- EXERCISE DESCRIPTION:
From the material beneath, pull every line with the word "increased".

- RECORDS FOR PROCESSING:
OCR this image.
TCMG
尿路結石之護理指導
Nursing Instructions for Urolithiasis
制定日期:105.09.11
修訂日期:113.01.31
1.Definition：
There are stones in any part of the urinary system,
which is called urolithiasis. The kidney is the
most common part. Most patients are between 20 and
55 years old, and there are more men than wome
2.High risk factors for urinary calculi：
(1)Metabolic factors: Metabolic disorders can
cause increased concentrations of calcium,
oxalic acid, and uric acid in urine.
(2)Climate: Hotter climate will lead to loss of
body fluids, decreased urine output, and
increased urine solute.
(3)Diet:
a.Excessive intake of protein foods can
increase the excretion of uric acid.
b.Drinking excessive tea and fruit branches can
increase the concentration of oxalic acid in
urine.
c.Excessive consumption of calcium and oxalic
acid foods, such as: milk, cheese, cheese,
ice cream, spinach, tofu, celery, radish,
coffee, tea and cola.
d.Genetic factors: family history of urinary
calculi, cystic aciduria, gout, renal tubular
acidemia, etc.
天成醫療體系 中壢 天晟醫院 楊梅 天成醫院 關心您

- ANSWER TO THE PROBLEM:
cause increased concentrations of calcium,
increased urine solute.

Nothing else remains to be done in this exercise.